Records for processing.
──────
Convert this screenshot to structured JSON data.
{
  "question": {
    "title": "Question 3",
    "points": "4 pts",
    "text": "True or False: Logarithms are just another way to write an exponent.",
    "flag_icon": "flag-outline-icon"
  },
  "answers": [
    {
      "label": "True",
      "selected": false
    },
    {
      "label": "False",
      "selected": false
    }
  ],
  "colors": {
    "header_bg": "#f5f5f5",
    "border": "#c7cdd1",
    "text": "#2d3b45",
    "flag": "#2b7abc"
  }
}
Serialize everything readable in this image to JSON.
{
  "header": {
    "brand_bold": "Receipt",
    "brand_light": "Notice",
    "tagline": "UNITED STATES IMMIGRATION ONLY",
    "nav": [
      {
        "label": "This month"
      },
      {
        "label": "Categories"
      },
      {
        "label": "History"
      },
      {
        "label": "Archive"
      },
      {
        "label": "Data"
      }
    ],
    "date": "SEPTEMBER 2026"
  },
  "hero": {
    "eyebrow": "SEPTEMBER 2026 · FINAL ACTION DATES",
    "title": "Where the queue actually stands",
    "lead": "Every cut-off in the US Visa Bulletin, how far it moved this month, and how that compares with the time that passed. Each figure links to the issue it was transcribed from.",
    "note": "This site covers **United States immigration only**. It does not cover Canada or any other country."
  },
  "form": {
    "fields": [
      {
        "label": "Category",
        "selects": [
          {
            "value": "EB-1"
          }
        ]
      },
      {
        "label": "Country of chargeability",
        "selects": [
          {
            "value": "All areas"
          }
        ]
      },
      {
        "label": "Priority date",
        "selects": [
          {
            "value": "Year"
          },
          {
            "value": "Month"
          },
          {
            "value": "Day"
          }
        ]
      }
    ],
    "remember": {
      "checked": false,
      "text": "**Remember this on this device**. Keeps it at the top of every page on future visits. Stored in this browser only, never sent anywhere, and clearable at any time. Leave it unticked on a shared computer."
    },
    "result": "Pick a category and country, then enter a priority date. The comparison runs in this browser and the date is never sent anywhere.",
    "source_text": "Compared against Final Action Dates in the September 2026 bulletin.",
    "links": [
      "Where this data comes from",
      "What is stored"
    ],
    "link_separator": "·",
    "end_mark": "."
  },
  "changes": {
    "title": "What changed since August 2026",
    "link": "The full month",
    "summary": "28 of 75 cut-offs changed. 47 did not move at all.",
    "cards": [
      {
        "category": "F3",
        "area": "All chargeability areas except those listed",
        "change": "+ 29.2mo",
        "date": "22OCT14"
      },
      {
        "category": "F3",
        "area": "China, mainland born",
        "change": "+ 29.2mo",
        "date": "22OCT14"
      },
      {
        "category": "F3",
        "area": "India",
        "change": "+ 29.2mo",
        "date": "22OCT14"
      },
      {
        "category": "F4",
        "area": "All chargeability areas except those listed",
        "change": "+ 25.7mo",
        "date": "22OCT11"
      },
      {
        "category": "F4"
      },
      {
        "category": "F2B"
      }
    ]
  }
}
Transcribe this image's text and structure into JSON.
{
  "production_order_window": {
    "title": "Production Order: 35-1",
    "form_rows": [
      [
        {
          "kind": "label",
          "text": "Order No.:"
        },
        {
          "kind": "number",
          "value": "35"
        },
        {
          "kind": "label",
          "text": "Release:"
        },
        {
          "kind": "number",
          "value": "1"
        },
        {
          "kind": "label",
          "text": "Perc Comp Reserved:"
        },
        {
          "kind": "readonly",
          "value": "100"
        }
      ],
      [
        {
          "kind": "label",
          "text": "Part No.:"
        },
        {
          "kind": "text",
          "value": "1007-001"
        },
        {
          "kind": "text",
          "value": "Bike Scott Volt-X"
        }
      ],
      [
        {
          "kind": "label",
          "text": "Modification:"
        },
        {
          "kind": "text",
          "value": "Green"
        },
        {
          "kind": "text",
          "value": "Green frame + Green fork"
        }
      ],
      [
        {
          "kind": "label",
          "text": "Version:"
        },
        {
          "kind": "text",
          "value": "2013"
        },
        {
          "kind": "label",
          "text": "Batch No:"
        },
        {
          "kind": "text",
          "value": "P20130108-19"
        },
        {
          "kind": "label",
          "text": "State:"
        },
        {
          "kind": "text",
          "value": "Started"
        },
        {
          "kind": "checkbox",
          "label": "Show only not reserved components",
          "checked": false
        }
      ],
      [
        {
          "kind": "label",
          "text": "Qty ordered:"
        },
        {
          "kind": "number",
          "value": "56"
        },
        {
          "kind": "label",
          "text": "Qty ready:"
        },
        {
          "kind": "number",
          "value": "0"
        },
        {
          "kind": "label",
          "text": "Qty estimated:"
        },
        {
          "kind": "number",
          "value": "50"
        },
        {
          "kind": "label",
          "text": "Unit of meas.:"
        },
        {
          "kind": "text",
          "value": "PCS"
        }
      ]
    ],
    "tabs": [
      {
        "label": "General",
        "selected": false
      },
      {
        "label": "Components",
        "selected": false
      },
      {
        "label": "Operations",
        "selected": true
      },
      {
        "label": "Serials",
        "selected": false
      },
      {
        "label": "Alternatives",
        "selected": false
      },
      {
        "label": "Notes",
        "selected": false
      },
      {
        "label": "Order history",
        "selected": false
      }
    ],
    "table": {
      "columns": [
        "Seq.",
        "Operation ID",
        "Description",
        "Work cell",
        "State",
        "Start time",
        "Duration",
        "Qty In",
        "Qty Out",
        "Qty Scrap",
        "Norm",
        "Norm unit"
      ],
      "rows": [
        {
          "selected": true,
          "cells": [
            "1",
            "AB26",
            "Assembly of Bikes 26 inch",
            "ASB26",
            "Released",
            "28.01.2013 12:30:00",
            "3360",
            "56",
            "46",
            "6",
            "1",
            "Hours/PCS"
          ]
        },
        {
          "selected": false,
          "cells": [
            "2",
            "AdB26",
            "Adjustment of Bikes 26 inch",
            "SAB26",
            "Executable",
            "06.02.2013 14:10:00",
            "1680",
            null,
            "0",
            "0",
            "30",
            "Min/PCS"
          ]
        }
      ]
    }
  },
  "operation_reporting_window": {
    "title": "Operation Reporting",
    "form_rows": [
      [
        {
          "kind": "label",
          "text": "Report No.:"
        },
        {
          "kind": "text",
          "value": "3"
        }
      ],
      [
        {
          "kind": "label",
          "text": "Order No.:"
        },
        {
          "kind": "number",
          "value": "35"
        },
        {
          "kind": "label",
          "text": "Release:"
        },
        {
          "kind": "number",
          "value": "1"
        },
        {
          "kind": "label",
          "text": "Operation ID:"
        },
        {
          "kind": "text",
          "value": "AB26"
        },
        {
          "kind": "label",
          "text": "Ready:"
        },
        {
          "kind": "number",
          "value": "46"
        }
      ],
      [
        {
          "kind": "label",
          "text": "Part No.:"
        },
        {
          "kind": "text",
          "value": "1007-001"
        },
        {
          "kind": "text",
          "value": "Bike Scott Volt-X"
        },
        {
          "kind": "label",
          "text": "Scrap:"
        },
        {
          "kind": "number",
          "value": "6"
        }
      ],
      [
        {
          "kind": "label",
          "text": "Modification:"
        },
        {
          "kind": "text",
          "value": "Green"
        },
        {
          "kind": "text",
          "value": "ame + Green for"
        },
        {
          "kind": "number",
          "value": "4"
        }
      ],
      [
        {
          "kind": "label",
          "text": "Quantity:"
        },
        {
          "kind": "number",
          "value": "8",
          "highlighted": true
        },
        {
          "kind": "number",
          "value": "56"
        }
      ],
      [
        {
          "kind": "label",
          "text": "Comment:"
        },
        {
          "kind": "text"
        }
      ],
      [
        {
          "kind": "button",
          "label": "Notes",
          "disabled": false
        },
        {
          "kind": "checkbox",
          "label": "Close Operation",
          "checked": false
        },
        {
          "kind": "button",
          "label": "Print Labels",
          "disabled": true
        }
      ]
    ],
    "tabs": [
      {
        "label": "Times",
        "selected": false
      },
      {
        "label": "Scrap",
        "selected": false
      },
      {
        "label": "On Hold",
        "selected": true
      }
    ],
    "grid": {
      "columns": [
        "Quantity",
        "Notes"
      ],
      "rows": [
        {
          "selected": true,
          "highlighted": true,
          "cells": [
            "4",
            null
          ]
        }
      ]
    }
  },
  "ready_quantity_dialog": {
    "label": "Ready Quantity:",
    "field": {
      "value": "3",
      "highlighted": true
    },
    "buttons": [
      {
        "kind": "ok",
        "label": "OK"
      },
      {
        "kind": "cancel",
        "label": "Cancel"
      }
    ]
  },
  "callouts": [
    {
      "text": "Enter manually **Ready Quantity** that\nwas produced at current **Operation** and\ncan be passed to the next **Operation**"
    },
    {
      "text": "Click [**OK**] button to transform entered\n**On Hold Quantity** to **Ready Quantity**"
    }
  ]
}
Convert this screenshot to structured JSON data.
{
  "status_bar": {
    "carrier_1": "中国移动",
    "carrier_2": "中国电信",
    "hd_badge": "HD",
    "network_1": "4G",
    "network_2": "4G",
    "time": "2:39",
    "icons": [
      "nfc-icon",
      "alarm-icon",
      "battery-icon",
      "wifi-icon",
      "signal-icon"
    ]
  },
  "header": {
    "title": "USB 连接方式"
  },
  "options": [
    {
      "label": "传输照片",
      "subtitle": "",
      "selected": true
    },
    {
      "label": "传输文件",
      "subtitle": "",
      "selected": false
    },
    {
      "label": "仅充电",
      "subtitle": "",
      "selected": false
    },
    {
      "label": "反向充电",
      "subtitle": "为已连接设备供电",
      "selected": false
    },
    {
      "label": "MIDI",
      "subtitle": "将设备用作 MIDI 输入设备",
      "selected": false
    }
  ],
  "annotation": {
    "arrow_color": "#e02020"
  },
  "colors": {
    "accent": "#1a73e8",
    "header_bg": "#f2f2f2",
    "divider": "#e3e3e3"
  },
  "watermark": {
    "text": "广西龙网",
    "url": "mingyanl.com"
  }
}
──────
Required work. Count how many lines above carry the word "changed". Only the number is required.

Exercise response. 2